-- BEGIN DATASET RECORDS --

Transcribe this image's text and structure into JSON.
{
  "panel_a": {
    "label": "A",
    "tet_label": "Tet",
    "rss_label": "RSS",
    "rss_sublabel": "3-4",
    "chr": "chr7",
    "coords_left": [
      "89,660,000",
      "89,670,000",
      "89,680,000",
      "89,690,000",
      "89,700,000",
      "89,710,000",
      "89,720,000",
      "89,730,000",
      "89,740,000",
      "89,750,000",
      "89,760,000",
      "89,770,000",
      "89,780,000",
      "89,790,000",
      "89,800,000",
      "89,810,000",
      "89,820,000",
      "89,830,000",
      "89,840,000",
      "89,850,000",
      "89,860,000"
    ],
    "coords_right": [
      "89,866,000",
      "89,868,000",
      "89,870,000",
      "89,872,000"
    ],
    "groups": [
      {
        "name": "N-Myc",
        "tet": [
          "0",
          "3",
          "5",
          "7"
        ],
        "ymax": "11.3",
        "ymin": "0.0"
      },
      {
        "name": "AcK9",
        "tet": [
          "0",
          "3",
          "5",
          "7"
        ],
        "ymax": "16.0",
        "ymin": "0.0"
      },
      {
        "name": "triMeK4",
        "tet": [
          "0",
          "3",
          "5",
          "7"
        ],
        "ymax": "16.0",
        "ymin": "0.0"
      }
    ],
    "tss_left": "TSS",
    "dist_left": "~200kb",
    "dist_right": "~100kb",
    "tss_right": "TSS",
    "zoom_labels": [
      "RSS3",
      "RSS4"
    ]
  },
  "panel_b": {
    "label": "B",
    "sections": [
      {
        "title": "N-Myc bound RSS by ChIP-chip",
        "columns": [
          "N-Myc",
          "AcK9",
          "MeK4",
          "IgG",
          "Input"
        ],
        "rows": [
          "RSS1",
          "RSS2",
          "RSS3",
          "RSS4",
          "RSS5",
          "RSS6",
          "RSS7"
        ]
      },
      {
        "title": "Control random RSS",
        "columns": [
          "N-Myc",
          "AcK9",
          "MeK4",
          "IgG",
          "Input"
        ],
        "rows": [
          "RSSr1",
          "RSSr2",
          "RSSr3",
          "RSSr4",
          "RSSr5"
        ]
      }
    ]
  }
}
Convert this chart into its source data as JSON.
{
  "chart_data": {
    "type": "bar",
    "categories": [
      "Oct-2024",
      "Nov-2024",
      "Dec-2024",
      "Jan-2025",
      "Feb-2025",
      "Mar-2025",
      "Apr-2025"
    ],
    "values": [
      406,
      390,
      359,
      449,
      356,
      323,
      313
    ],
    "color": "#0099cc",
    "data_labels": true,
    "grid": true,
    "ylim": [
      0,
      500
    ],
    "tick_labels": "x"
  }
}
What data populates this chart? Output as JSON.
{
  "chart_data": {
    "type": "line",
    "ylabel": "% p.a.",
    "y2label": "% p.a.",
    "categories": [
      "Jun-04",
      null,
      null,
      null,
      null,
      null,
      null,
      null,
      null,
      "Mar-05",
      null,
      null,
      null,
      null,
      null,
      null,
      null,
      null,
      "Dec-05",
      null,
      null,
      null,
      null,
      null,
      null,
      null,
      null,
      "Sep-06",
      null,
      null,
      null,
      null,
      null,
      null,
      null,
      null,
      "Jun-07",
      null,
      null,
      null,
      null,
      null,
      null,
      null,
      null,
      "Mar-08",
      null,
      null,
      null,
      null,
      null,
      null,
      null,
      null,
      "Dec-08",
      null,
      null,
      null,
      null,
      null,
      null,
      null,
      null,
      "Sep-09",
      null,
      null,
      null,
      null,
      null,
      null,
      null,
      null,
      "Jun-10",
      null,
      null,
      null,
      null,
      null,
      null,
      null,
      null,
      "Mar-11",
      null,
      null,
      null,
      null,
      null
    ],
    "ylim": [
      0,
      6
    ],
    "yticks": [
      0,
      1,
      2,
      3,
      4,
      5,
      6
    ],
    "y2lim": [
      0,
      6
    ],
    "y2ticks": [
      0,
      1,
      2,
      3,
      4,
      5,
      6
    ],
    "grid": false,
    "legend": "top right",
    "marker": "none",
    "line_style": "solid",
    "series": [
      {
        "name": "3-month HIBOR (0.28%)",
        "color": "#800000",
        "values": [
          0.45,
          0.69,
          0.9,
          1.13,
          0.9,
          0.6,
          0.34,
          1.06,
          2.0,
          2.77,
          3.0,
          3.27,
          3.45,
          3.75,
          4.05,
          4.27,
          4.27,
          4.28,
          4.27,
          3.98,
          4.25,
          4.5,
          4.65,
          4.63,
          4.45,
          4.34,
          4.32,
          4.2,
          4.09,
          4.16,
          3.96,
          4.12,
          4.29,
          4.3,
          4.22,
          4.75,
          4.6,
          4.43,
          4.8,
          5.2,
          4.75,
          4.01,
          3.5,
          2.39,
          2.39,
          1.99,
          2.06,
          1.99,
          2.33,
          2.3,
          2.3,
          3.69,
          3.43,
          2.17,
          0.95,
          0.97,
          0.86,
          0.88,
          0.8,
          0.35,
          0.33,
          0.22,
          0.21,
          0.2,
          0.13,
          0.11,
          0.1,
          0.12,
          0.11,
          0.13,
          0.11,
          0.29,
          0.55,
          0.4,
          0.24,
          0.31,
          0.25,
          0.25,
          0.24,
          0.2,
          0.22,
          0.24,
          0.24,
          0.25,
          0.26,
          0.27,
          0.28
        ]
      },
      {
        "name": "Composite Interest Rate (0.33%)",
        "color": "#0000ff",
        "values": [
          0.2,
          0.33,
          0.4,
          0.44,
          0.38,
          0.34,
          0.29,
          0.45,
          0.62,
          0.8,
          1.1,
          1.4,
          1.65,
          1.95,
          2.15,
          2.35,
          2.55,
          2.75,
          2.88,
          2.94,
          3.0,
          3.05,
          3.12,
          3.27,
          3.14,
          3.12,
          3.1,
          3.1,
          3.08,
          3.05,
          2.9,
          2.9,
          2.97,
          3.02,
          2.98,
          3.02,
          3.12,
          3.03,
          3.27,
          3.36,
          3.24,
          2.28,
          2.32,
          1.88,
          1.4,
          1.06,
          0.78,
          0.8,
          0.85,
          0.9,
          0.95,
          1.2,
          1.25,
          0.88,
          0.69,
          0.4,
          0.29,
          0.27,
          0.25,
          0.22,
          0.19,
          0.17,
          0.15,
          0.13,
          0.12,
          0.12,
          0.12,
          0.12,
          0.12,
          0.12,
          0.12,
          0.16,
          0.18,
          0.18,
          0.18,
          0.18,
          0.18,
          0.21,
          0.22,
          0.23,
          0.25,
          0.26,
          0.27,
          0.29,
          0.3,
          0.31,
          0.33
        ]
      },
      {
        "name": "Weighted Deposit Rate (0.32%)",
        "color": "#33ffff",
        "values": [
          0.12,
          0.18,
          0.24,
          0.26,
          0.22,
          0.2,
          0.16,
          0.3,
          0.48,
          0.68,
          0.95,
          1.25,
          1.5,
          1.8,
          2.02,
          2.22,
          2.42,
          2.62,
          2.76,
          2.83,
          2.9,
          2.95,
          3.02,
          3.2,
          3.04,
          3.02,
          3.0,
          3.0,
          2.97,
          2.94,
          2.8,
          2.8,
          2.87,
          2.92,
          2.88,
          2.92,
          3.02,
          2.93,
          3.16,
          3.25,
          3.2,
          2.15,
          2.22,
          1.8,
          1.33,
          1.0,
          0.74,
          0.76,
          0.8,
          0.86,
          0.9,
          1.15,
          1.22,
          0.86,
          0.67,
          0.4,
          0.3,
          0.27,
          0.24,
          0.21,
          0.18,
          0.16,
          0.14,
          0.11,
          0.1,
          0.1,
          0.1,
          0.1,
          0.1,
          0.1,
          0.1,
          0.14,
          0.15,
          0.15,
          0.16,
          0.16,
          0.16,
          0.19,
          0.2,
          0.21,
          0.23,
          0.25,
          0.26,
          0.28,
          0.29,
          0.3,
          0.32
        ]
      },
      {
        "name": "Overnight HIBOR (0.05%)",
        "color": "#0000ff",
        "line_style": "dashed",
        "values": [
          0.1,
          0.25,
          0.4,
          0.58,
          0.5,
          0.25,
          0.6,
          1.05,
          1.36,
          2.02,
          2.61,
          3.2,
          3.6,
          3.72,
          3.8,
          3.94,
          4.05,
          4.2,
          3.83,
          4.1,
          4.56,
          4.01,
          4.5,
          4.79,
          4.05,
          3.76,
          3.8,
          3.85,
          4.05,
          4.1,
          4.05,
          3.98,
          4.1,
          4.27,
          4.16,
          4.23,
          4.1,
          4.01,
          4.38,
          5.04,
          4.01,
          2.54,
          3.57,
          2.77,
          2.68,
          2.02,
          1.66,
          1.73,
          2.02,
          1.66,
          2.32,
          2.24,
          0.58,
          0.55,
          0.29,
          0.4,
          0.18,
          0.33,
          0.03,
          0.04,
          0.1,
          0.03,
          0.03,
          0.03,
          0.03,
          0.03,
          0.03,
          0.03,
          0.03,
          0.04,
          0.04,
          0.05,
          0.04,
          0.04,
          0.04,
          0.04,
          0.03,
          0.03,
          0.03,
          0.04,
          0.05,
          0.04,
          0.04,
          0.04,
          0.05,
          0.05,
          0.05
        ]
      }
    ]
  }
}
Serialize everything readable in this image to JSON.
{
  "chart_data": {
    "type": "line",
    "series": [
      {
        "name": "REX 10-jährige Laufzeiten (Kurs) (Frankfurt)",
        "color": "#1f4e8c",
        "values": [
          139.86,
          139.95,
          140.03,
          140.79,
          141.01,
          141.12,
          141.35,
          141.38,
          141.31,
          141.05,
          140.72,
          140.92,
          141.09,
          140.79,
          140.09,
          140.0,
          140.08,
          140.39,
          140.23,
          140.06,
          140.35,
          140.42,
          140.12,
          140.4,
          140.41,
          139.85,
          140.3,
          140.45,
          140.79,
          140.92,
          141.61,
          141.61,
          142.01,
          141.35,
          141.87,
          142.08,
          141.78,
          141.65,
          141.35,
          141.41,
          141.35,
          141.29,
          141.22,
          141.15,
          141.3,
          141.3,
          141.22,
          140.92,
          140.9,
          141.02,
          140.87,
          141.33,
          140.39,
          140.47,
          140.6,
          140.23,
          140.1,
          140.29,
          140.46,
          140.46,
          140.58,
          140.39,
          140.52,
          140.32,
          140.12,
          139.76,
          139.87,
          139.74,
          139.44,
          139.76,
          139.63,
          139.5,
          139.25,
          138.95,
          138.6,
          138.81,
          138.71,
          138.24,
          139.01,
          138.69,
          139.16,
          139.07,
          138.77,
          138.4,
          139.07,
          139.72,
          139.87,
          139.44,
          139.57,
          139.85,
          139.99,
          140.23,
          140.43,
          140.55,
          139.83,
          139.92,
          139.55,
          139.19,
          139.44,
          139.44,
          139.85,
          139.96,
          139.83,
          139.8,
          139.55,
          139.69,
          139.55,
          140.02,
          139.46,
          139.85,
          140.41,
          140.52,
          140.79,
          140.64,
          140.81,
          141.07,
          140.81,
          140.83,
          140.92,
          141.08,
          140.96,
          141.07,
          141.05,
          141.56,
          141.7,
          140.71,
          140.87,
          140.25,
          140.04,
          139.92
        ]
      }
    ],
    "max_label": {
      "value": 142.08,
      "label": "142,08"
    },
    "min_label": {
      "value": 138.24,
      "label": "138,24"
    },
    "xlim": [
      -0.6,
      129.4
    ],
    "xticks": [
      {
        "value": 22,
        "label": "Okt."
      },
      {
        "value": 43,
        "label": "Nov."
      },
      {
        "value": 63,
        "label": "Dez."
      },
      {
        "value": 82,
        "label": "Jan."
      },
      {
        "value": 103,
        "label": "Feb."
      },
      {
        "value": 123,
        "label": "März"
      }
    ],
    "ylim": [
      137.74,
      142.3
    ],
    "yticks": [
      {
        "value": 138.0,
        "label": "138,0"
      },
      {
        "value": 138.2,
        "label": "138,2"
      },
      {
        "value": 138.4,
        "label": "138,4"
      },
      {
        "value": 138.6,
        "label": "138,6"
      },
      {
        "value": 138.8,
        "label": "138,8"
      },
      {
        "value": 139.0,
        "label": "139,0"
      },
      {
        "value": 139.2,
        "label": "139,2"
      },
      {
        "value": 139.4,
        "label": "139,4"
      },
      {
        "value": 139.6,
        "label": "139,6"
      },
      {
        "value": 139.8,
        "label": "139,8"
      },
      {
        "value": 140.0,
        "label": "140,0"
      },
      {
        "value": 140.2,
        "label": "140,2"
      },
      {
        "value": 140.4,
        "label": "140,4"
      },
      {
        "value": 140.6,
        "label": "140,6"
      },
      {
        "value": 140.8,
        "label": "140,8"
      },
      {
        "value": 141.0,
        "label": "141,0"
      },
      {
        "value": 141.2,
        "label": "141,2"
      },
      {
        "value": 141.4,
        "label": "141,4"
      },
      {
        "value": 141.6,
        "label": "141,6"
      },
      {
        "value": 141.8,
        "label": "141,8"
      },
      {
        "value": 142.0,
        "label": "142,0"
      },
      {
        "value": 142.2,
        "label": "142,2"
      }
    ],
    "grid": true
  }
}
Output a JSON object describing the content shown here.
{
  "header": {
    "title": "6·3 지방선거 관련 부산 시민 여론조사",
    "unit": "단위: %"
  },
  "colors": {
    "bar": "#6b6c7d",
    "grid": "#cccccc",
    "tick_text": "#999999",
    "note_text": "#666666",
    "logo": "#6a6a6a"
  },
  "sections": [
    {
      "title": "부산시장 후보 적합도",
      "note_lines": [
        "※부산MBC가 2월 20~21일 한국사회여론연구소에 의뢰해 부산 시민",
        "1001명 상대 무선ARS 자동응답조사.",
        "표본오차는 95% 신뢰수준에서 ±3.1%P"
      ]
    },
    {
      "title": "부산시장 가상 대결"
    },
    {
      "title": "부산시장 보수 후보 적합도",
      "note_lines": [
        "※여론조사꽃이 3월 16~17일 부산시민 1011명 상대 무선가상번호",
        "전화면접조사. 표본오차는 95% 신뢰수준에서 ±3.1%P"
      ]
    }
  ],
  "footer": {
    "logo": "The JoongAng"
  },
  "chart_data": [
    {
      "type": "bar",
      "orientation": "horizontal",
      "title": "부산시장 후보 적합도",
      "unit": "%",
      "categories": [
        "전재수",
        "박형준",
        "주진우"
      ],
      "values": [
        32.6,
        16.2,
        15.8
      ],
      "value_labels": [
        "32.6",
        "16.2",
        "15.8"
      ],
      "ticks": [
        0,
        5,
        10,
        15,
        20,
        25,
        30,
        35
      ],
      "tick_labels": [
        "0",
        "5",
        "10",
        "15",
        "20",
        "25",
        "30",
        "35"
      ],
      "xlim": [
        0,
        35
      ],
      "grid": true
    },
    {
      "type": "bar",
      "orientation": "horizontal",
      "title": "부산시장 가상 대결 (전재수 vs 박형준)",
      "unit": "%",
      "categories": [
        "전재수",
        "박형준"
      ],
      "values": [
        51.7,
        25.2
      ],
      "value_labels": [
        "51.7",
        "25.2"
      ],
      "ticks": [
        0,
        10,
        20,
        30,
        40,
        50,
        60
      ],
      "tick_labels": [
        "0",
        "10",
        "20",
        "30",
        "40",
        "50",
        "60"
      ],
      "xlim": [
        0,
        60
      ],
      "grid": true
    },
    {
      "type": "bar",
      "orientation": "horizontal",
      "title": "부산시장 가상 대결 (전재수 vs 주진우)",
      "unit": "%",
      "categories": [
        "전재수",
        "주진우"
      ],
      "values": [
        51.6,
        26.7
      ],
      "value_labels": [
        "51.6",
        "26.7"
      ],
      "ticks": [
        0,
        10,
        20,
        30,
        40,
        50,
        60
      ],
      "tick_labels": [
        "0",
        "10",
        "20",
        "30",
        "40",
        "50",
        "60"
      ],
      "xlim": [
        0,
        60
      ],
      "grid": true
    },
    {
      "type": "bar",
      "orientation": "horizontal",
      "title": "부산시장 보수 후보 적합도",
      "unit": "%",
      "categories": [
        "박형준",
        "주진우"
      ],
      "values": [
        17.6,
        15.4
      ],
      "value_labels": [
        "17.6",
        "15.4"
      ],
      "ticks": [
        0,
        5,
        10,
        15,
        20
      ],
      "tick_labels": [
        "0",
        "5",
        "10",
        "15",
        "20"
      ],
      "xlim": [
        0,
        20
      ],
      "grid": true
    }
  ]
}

-- END DATASET RECORDS --

Supply the count of lines in the entries that contain the word "into", and nothing besides.

2